(What is needed): Copy out, word for word, everything in the data from the line containing "277, 106, 357]" down to the line containing "262, 72, 270]", including both of those lines.

[Data records]
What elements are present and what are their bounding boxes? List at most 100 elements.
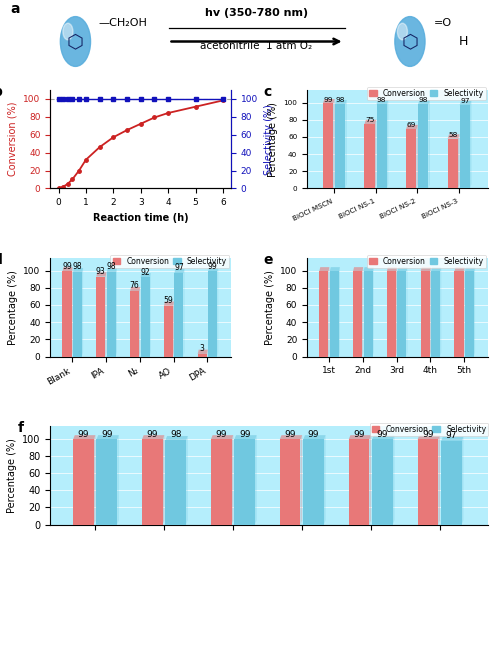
Bar	[96, 277, 106, 357]
Text: 99: 99	[308, 430, 319, 439]
Text: 99: 99	[101, 430, 113, 439]
Polygon shape	[339, 267, 340, 357]
Polygon shape	[94, 435, 96, 525]
Polygon shape	[117, 435, 119, 525]
Polygon shape	[396, 267, 397, 357]
Polygon shape	[462, 437, 463, 525]
Polygon shape	[333, 99, 334, 189]
Polygon shape	[300, 435, 302, 525]
Polygon shape	[211, 435, 233, 440]
Polygon shape	[130, 287, 140, 291]
Bar	[431, 272, 440, 357]
Polygon shape	[73, 435, 96, 440]
Bar	[330, 272, 339, 357]
Text: —CH₂OH: —CH₂OH	[98, 18, 147, 29]
Bar	[417, 440, 438, 525]
Polygon shape	[173, 301, 174, 357]
Polygon shape	[184, 269, 185, 357]
Bar	[397, 272, 406, 357]
Polygon shape	[217, 267, 218, 357]
Bar	[323, 104, 333, 189]
Bar	[211, 440, 231, 525]
Text: 98: 98	[377, 98, 386, 104]
Polygon shape	[372, 435, 394, 440]
Polygon shape	[71, 267, 72, 357]
Bar	[319, 272, 328, 357]
Y-axis label: Percentage (%): Percentage (%)	[8, 270, 18, 345]
Polygon shape	[430, 267, 431, 357]
Text: 92: 92	[140, 268, 150, 277]
Text: 98: 98	[336, 98, 345, 104]
Polygon shape	[165, 436, 188, 440]
Polygon shape	[62, 267, 72, 272]
Bar	[198, 354, 207, 357]
Bar	[130, 291, 139, 357]
Polygon shape	[107, 268, 117, 272]
Polygon shape	[464, 267, 465, 357]
Bar	[97, 440, 117, 525]
Polygon shape	[330, 267, 340, 272]
Polygon shape	[431, 267, 441, 272]
Polygon shape	[369, 435, 371, 525]
Polygon shape	[207, 350, 208, 357]
Text: e: e	[264, 253, 273, 267]
Text: 99: 99	[353, 430, 365, 439]
Text: 98: 98	[418, 98, 428, 104]
Polygon shape	[365, 120, 376, 124]
Bar	[406, 129, 416, 189]
Bar	[165, 440, 186, 525]
Circle shape	[397, 23, 407, 40]
Text: 76: 76	[130, 282, 139, 290]
Bar	[365, 124, 375, 189]
Polygon shape	[397, 267, 407, 272]
Bar	[441, 441, 462, 525]
Circle shape	[60, 17, 91, 66]
Text: 99: 99	[62, 262, 72, 270]
Text: 99: 99	[422, 430, 434, 439]
Polygon shape	[186, 436, 188, 525]
Polygon shape	[460, 101, 471, 105]
Text: c: c	[264, 85, 272, 99]
Bar	[62, 272, 71, 357]
Bar	[335, 104, 346, 189]
Polygon shape	[418, 100, 430, 104]
Legend: Conversion, Selectivity: Conversion, Selectivity	[367, 86, 486, 100]
Bar	[140, 278, 150, 357]
Text: 97: 97	[460, 98, 470, 104]
Text: ⬡: ⬡	[401, 32, 418, 51]
Text: acetonitrile  1 atm O₂: acetonitrile 1 atm O₂	[201, 41, 312, 52]
Polygon shape	[406, 267, 407, 357]
Bar	[418, 104, 429, 189]
Polygon shape	[349, 435, 371, 440]
Polygon shape	[175, 269, 185, 273]
Polygon shape	[319, 267, 329, 272]
Polygon shape	[377, 100, 388, 104]
Bar	[175, 273, 184, 357]
Text: 99: 99	[284, 430, 296, 439]
Text: 98: 98	[73, 262, 82, 272]
Polygon shape	[454, 267, 465, 272]
Circle shape	[63, 23, 73, 40]
Polygon shape	[328, 267, 329, 357]
Polygon shape	[116, 268, 117, 357]
Bar	[107, 272, 116, 357]
Polygon shape	[208, 267, 218, 272]
Polygon shape	[458, 134, 459, 189]
Bar	[448, 139, 458, 189]
Polygon shape	[150, 273, 151, 357]
Polygon shape	[373, 267, 374, 357]
Polygon shape	[440, 267, 441, 357]
Polygon shape	[324, 435, 325, 525]
Text: 99: 99	[239, 430, 250, 439]
Text: 69: 69	[406, 122, 416, 128]
Text: hv (350-780 nm): hv (350-780 nm)	[205, 8, 308, 19]
Polygon shape	[97, 435, 119, 440]
Text: =O: =O	[434, 18, 452, 29]
Text: d: d	[0, 253, 3, 267]
Polygon shape	[441, 437, 463, 441]
Polygon shape	[417, 435, 440, 440]
Bar	[234, 440, 255, 525]
Text: 99: 99	[208, 262, 218, 270]
Text: 97: 97	[446, 432, 457, 440]
Text: 59: 59	[163, 296, 174, 305]
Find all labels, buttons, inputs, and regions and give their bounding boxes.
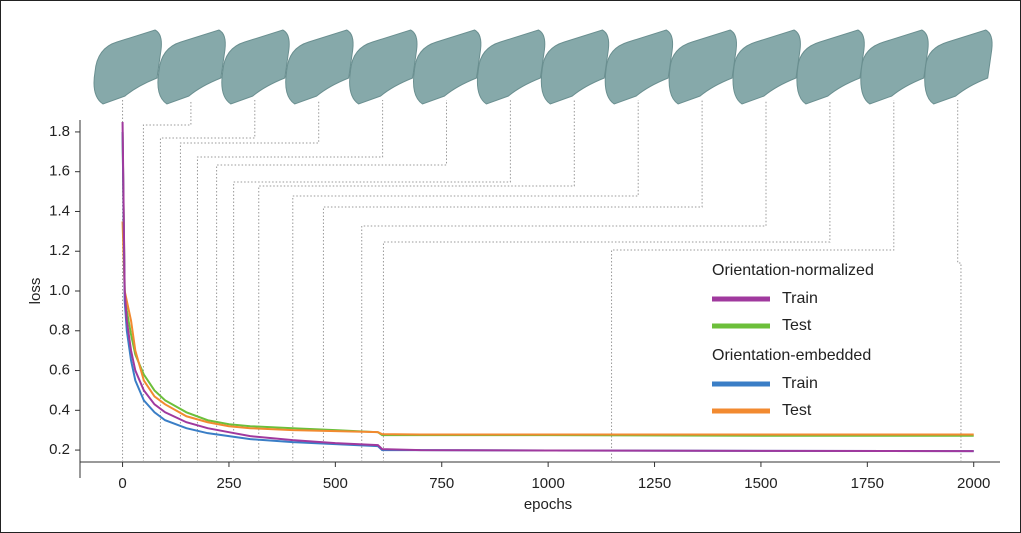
legend-label: Train — [782, 290, 818, 307]
y-tick-label: 0.6 — [49, 362, 70, 379]
chart: loss epochs 0.2 0.4 0.6 0.8 1.0 1.2 1.4 1.6 1.8 0… — [0, 0, 1021, 533]
x-tick-label: 250 — [216, 475, 241, 492]
legend-label: Test — [782, 402, 812, 419]
legend-label: Test — [782, 317, 812, 334]
y-tick-label: 0.8 — [49, 322, 70, 339]
x-tick-label: 1500 — [744, 475, 777, 492]
y-axis-label: loss — [27, 278, 44, 305]
legend-group-title: Orientation-embedded — [712, 347, 871, 364]
legend-group-title: Orientation-normalized — [712, 262, 874, 279]
y-tick-label: 0.4 — [49, 401, 70, 418]
page: {"chart_data": { "type": "line", "xlabel… — [0, 0, 1021, 533]
legend-label: Train — [782, 375, 818, 392]
x-axis-label: epochs — [524, 496, 572, 513]
x-tick-label: 1000 — [531, 475, 564, 492]
x-tick-label: 500 — [323, 475, 348, 492]
y-tick-label: 1.0 — [49, 282, 70, 299]
x-tick-label: 1250 — [638, 475, 671, 492]
y-tick-label: 1.6 — [49, 163, 70, 180]
y-tick-label: 1.8 — [49, 123, 70, 140]
y-tick-label: 0.2 — [49, 441, 70, 458]
x-tick-label: 0 — [118, 475, 126, 492]
x-tick-label: 750 — [429, 475, 454, 492]
x-tick-label: 2000 — [957, 475, 990, 492]
x-tick-label: 1750 — [851, 475, 884, 492]
y-tick-label: 1.2 — [49, 242, 70, 259]
y-tick-label: 1.4 — [49, 202, 70, 219]
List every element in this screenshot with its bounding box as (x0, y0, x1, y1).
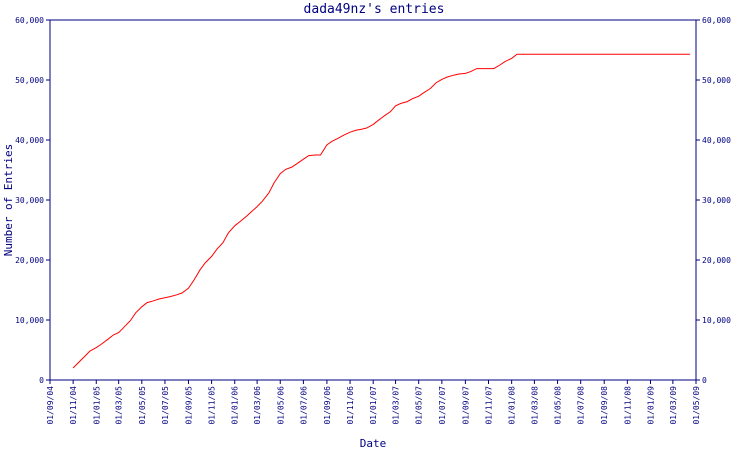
x-tick-label: 01/07/06 (299, 386, 308, 425)
x-tick-label: 01/01/07 (369, 386, 378, 425)
series-layer (72, 53, 690, 369)
x-tick-label: 01/03/06 (253, 386, 262, 425)
y-tick-label-right: 0 (702, 376, 707, 385)
x-tick-label: 01/11/07 (485, 386, 494, 425)
x-tick-label: 01/11/05 (208, 386, 217, 425)
y-tick-label-left: 60,000 (15, 16, 44, 25)
y-tick-label-left: 50,000 (15, 76, 44, 85)
x-tick-label: 01/11/04 (69, 386, 78, 425)
x-tick-label: 01/09/05 (184, 386, 193, 425)
x-tick-label: 01/11/08 (623, 386, 632, 425)
y-tick-label-left: 30,000 (15, 196, 44, 205)
x-tick-label: 01/09/08 (600, 386, 609, 425)
y-tick-label-right: 60,000 (702, 16, 731, 25)
y-tick-label-right: 10,000 (702, 316, 731, 325)
x-tick-label: 01/03/08 (530, 386, 539, 425)
y-tick-label-right: 40,000 (702, 136, 731, 145)
x-tick-label: 01/05/06 (276, 386, 285, 425)
x-tick-label: 01/09/04 (46, 386, 55, 425)
x-tick-label: 01/07/08 (577, 386, 586, 425)
x-tick-label: 01/05/05 (138, 386, 147, 425)
x-tick-label: 01/03/05 (115, 386, 124, 425)
x-tick-label: 01/01/05 (92, 386, 101, 425)
y-tick-label-left: 0 (39, 376, 44, 385)
x-tick-label: 01/09/07 (461, 386, 470, 425)
y-tick-label-right: 30,000 (702, 196, 731, 205)
x-tick-label: 01/01/09 (646, 386, 655, 425)
series-line (72, 53, 690, 369)
plot-frame (49, 19, 697, 381)
y-tick-label-right: 50,000 (702, 76, 731, 85)
y-axis-title: Number of Entries (2, 144, 15, 257)
x-tick-label: 01/01/06 (231, 386, 240, 425)
y-tick-label-left: 10,000 (15, 316, 44, 325)
x-tick-label: 01/07/07 (438, 386, 447, 425)
x-tick-label: 01/05/09 (692, 386, 701, 425)
x-tick-label: 01/03/07 (392, 386, 401, 425)
x-tick-label: 01/05/08 (554, 386, 563, 425)
y-tick-label-right: 20,000 (702, 256, 731, 265)
chart-title: dada49nz's entries (304, 2, 445, 17)
x-tick-label: 01/09/06 (323, 386, 332, 425)
x-axis-title: Date (360, 437, 387, 450)
x-tick-label: 01/11/06 (346, 386, 355, 425)
axes (46, 19, 700, 384)
x-tick-label: 01/07/05 (161, 386, 170, 425)
y-tick-label-left: 20,000 (15, 256, 44, 265)
x-tick-label: 01/01/08 (508, 386, 517, 425)
x-tick-label: 01/03/09 (669, 386, 678, 425)
x-tick-label: 01/05/07 (415, 386, 424, 425)
y-tick-label-left: 40,000 (15, 136, 44, 145)
tick-labels: 0 0 10,000 10,000 20,000 20,000 30,000 30,000 40… (15, 16, 731, 425)
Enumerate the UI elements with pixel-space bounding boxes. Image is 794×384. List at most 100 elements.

(Full response):
Bar	[96, 277, 106, 357]
Text: 99: 99	[308, 430, 319, 439]
Text: 99: 99	[101, 430, 113, 439]
Polygon shape	[339, 267, 340, 357]
Polygon shape	[94, 435, 96, 525]
Polygon shape	[117, 435, 119, 525]
Polygon shape	[396, 267, 397, 357]
Polygon shape	[462, 437, 463, 525]
Polygon shape	[333, 99, 334, 189]
Polygon shape	[300, 435, 302, 525]
Polygon shape	[211, 435, 233, 440]
Polygon shape	[130, 287, 140, 291]
Bar	[431, 272, 440, 357]
Polygon shape	[73, 435, 96, 440]
Bar	[330, 272, 339, 357]
Text: —CH₂OH: —CH₂OH	[98, 18, 147, 29]
Bar	[417, 440, 438, 525]
Polygon shape	[173, 301, 174, 357]
Polygon shape	[184, 269, 185, 357]
Bar	[397, 272, 406, 357]
Polygon shape	[217, 267, 218, 357]
Bar	[323, 104, 333, 189]
Bar	[211, 440, 231, 525]
Text: 98: 98	[377, 98, 386, 104]
Polygon shape	[372, 435, 394, 440]
Polygon shape	[71, 267, 72, 357]
Bar	[319, 272, 328, 357]
Y-axis label: Percentage (%): Percentage (%)	[8, 270, 18, 345]
Polygon shape	[430, 267, 431, 357]
Text: 92: 92	[140, 268, 150, 277]
Text: 98: 98	[336, 98, 345, 104]
Polygon shape	[165, 436, 188, 440]
Polygon shape	[62, 267, 72, 272]
Bar	[198, 354, 207, 357]
Bar	[130, 291, 139, 357]
Polygon shape	[107, 268, 117, 272]
Polygon shape	[464, 267, 465, 357]
Bar	[97, 440, 117, 525]
Polygon shape	[330, 267, 340, 272]
Polygon shape	[431, 267, 441, 272]
Polygon shape	[369, 435, 371, 525]
Polygon shape	[207, 350, 208, 357]
Text: e: e	[264, 253, 273, 267]
Text: 99: 99	[353, 430, 365, 439]
Text: 98: 98	[418, 98, 428, 104]
Polygon shape	[365, 120, 376, 124]
Bar	[406, 129, 416, 189]
Bar	[165, 440, 186, 525]
Circle shape	[397, 23, 407, 40]
Text: 76: 76	[130, 282, 139, 290]
Bar	[365, 124, 375, 189]
Polygon shape	[397, 267, 407, 272]
Bar	[441, 441, 462, 525]
Circle shape	[60, 17, 91, 66]
Text: 99: 99	[62, 262, 72, 270]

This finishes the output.